Task directions:
Count how many lines of the data below contain the string "label"; the reply should be that number alone.

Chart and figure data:
┌────────
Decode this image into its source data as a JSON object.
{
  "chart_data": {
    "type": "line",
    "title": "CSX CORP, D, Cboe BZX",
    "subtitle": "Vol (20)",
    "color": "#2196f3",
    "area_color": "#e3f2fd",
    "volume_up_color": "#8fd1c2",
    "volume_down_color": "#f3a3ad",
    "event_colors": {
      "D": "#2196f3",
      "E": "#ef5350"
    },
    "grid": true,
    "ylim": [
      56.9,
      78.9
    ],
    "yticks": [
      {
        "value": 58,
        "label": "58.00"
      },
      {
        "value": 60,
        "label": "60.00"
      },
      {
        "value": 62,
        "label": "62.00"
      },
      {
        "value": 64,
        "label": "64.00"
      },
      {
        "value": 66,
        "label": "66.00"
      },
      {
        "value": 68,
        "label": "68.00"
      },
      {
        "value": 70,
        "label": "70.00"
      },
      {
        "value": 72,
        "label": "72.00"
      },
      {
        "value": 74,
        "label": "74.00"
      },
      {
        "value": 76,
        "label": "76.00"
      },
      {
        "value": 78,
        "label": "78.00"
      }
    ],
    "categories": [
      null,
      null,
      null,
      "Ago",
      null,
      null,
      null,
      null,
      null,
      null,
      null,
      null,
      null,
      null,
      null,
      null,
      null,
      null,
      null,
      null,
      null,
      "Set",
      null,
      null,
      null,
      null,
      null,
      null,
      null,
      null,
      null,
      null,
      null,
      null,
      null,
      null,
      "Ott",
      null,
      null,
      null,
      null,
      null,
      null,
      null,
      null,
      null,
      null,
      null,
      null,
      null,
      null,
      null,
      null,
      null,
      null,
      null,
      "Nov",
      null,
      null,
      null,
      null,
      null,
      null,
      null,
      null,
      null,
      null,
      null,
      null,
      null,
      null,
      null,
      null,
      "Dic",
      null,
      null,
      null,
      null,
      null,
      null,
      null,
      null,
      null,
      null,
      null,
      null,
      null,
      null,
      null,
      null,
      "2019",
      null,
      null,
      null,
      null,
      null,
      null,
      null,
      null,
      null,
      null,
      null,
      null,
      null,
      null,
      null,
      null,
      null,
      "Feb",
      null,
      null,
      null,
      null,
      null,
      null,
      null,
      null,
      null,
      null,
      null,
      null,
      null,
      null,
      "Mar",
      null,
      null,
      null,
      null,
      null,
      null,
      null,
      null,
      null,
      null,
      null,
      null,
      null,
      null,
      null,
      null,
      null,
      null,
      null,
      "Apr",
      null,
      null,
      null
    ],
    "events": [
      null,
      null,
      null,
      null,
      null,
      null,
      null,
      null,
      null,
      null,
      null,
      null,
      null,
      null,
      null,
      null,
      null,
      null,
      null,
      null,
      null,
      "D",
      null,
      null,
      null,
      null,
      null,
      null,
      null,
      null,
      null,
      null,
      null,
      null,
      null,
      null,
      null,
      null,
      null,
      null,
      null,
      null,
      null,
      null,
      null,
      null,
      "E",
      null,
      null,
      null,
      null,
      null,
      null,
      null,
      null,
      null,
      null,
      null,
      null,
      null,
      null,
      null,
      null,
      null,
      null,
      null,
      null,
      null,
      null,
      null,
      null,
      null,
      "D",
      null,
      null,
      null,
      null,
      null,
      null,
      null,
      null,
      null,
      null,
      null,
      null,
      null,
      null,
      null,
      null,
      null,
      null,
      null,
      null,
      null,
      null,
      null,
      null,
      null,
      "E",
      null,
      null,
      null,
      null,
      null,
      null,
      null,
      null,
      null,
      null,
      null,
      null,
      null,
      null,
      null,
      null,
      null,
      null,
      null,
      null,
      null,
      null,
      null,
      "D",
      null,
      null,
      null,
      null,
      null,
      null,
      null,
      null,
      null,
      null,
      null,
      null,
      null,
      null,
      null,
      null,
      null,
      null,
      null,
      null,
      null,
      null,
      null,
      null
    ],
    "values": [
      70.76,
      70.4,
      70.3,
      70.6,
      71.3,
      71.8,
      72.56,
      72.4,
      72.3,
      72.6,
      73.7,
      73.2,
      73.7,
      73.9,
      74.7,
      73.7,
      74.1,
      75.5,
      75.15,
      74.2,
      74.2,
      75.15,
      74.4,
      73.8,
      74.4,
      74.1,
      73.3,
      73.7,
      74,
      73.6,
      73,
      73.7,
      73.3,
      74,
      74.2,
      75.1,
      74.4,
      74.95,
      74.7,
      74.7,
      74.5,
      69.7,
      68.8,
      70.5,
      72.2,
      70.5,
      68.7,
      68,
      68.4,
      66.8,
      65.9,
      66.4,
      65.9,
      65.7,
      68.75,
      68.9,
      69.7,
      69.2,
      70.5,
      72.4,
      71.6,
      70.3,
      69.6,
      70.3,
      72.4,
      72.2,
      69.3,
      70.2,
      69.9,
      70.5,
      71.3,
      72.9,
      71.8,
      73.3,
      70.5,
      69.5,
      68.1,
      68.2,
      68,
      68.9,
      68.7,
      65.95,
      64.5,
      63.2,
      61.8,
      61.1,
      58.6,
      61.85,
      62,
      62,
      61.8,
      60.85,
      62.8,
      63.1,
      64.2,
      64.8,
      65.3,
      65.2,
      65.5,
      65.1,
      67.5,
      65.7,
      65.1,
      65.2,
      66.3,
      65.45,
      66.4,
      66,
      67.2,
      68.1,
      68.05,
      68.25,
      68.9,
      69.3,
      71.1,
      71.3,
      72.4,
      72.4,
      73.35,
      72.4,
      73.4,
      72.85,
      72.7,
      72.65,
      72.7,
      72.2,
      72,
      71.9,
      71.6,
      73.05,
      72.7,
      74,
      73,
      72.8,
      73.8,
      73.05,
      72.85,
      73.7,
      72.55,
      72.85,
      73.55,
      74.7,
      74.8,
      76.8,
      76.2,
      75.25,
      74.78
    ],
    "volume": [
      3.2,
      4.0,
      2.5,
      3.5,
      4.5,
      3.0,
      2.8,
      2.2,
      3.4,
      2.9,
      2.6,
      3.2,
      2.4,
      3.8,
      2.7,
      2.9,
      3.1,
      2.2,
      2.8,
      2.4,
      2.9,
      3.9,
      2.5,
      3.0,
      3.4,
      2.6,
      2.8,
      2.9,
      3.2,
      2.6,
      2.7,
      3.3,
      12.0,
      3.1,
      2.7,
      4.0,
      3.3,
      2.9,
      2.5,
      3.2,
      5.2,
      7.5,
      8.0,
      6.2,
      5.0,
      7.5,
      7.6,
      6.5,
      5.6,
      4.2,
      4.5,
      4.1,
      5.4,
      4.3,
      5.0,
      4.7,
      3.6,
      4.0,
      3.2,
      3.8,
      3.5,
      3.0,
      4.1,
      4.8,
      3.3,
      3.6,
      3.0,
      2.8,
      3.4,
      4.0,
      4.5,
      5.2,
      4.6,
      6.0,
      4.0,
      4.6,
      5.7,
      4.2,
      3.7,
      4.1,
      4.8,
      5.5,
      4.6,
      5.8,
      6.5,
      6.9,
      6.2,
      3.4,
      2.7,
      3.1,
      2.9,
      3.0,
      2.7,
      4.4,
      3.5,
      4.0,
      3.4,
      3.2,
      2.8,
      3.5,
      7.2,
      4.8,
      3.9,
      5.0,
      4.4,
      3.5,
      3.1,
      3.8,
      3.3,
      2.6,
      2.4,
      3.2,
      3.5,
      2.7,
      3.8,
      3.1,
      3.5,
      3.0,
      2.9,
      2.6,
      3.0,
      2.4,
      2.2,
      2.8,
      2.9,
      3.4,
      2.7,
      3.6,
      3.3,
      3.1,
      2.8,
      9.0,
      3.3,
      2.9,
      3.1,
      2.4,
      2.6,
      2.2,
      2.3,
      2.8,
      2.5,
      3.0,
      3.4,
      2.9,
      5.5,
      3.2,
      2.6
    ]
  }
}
└────────
The output:
11